• [WRITTEN PROBLEM] Keep the pictures out of the copy and repeat the records exactly.

>> start

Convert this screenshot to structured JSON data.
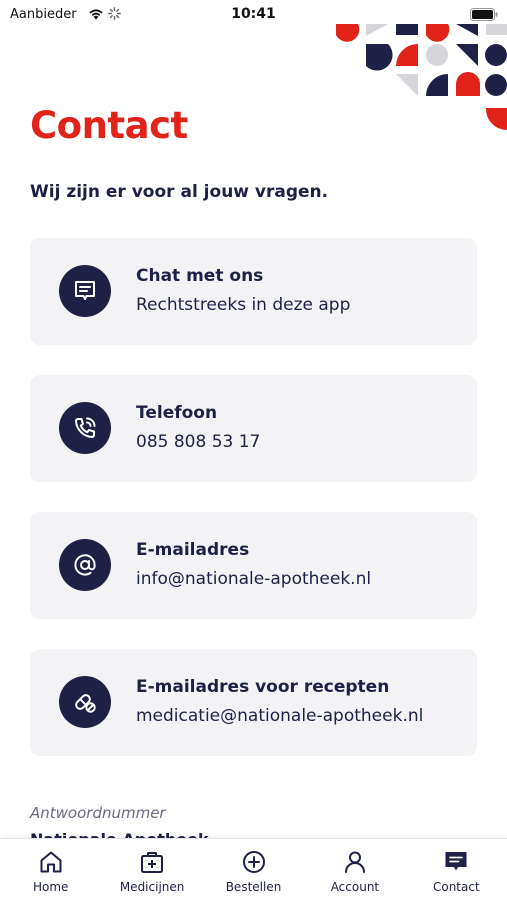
{
  "status_bar": {
    "carrier": "Aanbieder",
    "time": "10:41"
  },
  "colors": {
    "brand_red": "#e2231a",
    "navy": "#1e2046",
    "card_bg": "#f3f3f6",
    "pattern_grey": "#d6d6da"
  },
  "page": {
    "title": "Contact",
    "subtitle": "Wij zijn er voor al jouw vragen."
  },
  "contact_cards": [
    {
      "icon": "chat-icon",
      "title": "Chat met ons",
      "text": "Rechtstreeks in deze app"
    },
    {
      "icon": "phone-icon",
      "title": "Telefoon",
      "text": "085 808 53 17"
    },
    {
      "icon": "at-sign-icon",
      "title": "E-mailadres",
      "text": "info@nationale-apotheek.nl"
    },
    {
      "icon": "pill-icon",
      "title": "E-mailadres voor recepten",
      "text": "medicatie@nationale-apotheek.nl"
    }
  ],
  "antwoordnummer": {
    "label": "Antwoordnummer",
    "value": "Nationale Apotheek"
  },
  "tab_bar": {
    "active": "Contact",
    "tabs": [
      {
        "label": "Home",
        "icon": "home-icon"
      },
      {
        "label": "Medicijnen",
        "icon": "medicine-box-icon"
      },
      {
        "label": "Bestellen",
        "icon": "plus-circle-icon"
      },
      {
        "label": "Account",
        "icon": "user-icon"
      },
      {
        "label": "Contact",
        "icon": "chat-icon"
      }
    ]
  }
}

>> end

• [CORRECT RESPONSE]
Convert this screenshot to structured JSON data.
{
  "status_bar": {
    "carrier": "Aanbieder",
    "time": "10:41"
  },
  "colors": {
    "brand_red": "#e2231a",
    "navy": "#1e2046",
    "card_bg": "#f3f3f6",
    "pattern_grey": "#d6d6da"
  },
  "page": {
    "title": "Contact",
    "subtitle": "Wij zijn er voor al jouw vragen."
  },
  "contact_cards": [
    {
      "icon": "chat-icon",
      "title": "Chat met ons",
      "text": "Rechtstreeks in deze app"
    },
    {
      "icon": "phone-icon",
      "title": "Telefoon",
      "text": "085 808 53 17"
    },
    {
      "icon": "at-sign-icon",
      "title": "E-mailadres",
      "text": "info@nationale-apotheek.nl"
    },
    {
      "icon": "pill-icon",
      "title": "E-mailadres voor recepten",
      "text": "medicatie@nationale-apotheek.nl"
    }
  ],
  "antwoordnummer": {
    "label": "Antwoordnummer",
    "value": "Nationale Apotheek"
  },
  "tab_bar": {
    "active": "Contact",
    "tabs": [
      {
        "label": "Home",
        "icon": "home-icon"
      },
      {
        "label": "Medicijnen",
        "icon": "medicine-box-icon"
      },
      {
        "label": "Bestellen",
        "icon": "plus-circle-icon"
      },
      {
        "label": "Account",
        "icon": "user-icon"
      },
      {
        "label": "Contact",
        "icon": "chat-icon"
      }
    ]
  }
}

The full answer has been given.